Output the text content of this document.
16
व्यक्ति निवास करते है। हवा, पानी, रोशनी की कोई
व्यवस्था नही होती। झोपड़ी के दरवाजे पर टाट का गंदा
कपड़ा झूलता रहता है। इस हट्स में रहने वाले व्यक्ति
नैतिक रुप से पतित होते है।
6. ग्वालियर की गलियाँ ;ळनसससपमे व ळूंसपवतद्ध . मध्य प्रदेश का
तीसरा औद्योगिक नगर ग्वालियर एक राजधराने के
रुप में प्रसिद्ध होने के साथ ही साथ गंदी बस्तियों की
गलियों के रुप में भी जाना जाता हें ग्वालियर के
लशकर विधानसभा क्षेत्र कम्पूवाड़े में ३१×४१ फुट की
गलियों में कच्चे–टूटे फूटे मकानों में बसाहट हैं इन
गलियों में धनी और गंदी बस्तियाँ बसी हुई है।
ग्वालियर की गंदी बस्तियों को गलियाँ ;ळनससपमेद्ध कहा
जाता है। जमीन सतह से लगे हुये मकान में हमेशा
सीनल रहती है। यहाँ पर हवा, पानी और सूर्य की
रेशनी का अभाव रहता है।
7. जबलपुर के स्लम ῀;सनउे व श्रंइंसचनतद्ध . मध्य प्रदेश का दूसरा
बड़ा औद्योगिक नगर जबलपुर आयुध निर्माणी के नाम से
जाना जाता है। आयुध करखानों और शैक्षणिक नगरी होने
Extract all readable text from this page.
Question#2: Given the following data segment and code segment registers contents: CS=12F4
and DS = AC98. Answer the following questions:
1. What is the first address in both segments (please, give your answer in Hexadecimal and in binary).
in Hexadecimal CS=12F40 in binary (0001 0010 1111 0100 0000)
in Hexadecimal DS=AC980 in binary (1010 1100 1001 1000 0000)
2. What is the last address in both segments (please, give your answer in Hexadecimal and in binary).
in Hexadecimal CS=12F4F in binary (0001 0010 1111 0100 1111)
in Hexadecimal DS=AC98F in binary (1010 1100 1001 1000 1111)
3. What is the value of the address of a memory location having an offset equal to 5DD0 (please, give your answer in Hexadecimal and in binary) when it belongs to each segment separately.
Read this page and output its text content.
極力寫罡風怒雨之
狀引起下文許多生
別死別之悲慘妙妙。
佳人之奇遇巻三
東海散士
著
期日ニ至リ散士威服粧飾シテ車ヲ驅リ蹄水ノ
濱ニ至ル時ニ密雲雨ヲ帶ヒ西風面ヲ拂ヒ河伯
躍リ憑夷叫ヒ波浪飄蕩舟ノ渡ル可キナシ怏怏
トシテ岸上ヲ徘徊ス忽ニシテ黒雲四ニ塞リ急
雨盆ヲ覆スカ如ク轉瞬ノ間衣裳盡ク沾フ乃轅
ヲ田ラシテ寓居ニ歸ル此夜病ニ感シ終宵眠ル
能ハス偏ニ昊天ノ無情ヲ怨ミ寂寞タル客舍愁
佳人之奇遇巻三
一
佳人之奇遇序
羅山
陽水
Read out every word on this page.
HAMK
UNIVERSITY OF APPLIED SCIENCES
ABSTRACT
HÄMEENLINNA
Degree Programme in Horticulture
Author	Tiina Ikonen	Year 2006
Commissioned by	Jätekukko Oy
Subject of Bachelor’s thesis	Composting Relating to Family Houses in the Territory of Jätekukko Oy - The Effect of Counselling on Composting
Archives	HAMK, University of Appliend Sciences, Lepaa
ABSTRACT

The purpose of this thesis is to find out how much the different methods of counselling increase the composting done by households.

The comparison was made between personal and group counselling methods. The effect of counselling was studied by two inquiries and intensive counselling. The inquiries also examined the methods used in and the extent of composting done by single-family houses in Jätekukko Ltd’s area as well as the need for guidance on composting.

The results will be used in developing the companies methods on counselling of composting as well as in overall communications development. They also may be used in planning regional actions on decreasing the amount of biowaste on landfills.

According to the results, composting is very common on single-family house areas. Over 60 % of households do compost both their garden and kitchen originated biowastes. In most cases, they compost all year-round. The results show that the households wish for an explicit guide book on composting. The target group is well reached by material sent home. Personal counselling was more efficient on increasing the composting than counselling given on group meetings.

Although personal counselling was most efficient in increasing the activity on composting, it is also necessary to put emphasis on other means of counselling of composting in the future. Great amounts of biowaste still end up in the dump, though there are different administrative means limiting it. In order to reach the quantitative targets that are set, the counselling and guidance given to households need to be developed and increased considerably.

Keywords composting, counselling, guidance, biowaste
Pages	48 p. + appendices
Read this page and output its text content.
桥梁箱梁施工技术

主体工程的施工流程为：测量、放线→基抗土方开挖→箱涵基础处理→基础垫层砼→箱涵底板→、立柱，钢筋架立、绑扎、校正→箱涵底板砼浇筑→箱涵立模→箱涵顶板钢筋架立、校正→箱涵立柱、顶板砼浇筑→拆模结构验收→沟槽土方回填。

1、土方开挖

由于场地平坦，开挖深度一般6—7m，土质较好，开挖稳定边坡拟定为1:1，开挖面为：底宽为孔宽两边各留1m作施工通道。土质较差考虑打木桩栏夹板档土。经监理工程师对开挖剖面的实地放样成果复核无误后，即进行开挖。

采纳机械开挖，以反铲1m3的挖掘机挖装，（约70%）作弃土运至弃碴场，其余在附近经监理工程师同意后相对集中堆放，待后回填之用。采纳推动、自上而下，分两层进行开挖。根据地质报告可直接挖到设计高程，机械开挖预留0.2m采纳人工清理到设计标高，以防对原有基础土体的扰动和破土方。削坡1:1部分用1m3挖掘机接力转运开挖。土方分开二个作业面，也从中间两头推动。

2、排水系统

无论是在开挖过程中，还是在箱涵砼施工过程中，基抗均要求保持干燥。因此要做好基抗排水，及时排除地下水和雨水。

Written problem: Determine how many lines in the records contain "text", and reply with the number only.

Output for this exercise: 4